* [READING TEXT]:
-*-

These are just two examples that illustrate how perception trumps product quality:

  1. Japanese carmakers sell Honda, Toyota, and Nissan in both Japan and the United States. Given that the quality, design, and power of the cars are identical in both countries, and the prices are nearly the same, the best-selling car should be the same in both places. However, while Honda trails behind Toyota and Nissan in Japan, it sells far more cars in the U.S. Honda is considered a quality car company in the U.S., but Japanese customers perceive Honda primarily as a motorcycle manufacturer, and they don’t perceive a motorcycle company to be a source for high-quality cars.
  2. When the Coca-Cola Company introduced New Coke, it conducted a taste test among 200,000 people that revealed that New Coke had the best taste, followed by Pepsi, followed by Coca-Cola Classic. However, the sales were reversed: Coca-Cola Classic had the highest sales, followed by Pepsi, with New Coke last. If product quality truly determined marketing success, the sales should correlate with the taste test data.

This isn’t just true in marketing—in all areas of life, people assume that their perception of reality is the truth. In fact, there is no objective truth; the only truths are those that people perceive. People think that reality exists outside their minds, but the only reality is the one they create within their minds. Your prospective customers have their own truths, and you’ll be hard pressed to sway them with facts about how your product is better than your competitor’s. Instead, build your marketing plan around the way people form perceptions. Marketing manipulates people’s perceptions and, thus, their realities.

-*-

* [DATASET CONTENT]:
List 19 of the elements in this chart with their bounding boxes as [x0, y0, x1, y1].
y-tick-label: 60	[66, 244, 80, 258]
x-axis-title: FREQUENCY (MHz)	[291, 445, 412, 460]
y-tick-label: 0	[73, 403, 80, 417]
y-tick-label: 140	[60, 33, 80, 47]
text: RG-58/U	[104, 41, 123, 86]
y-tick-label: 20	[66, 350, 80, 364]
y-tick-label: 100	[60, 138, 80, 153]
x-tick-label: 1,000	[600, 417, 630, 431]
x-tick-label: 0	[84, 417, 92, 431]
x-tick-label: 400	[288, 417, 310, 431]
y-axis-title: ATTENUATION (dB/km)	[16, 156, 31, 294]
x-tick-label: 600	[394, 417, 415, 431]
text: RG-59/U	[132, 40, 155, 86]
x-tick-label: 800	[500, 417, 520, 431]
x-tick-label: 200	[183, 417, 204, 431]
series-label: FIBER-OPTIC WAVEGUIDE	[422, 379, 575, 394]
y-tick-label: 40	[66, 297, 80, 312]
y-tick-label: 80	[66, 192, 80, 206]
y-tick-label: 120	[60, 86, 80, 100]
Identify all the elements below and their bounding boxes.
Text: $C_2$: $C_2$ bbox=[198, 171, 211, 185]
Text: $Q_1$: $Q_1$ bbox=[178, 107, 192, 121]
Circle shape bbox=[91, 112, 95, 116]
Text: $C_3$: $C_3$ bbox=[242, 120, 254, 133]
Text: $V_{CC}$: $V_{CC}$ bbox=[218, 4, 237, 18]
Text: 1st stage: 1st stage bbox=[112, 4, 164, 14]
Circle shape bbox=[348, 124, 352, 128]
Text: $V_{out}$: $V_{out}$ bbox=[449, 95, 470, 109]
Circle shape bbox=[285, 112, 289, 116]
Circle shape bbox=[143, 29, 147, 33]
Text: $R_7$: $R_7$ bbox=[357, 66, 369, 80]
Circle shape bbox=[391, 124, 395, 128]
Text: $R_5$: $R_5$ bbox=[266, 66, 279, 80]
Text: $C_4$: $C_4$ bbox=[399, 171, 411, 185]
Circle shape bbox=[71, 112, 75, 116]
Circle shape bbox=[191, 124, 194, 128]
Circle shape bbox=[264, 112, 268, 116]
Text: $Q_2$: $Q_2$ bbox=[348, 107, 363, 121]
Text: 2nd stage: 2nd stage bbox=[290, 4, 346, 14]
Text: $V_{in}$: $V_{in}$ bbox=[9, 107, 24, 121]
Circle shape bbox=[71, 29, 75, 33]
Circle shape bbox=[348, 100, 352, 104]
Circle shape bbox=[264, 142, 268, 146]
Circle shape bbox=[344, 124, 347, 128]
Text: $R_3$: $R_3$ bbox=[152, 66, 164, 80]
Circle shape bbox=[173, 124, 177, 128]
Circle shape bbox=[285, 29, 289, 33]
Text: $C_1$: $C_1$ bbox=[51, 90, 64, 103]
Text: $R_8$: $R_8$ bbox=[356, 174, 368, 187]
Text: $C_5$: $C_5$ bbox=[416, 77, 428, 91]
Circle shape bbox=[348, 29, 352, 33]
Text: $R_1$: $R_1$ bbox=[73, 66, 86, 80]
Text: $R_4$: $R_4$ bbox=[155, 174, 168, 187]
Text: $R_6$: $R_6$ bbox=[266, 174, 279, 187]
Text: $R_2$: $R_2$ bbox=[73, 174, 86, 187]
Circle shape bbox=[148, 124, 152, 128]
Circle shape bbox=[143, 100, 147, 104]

-*-

* [REQUESTS]:
1 – Answer these questions using the marketing text:
(a) Primarily, what do Japanese customers perceive Honda as?
(b) How many people took part in the taste test when New Coke was introduced?
(c) What does marketing manipulate, according to the final paragraph?
2 – Reproduce the part of the marketing text between "1. Japanese carmakers" and "for high-quality cars.", inclusive.

* [THE RESULTS]:
1 –
(a) A motorcycle manufacturer.
(b) 200,000 people.
(c) People's perceptions and, thus, their realities.

2 –
1. Japanese carmakers sell Honda, Toyota, and Nissan in both Japan and the United States. Given that the quality, design, and power of the cars are identical in both countries, and the prices are nearly the same, the best-selling car should be the same in both places. However, while Honda trails behind Toyota and Nissan in Japan, it sells far more cars in the U.S. Honda is considered a quality car company in the U.S., but Japanese customers perceive Honda primarily as a motorcycle manufacturer, and they don’t perceive a motorcycle company to be a source for high-quality cars.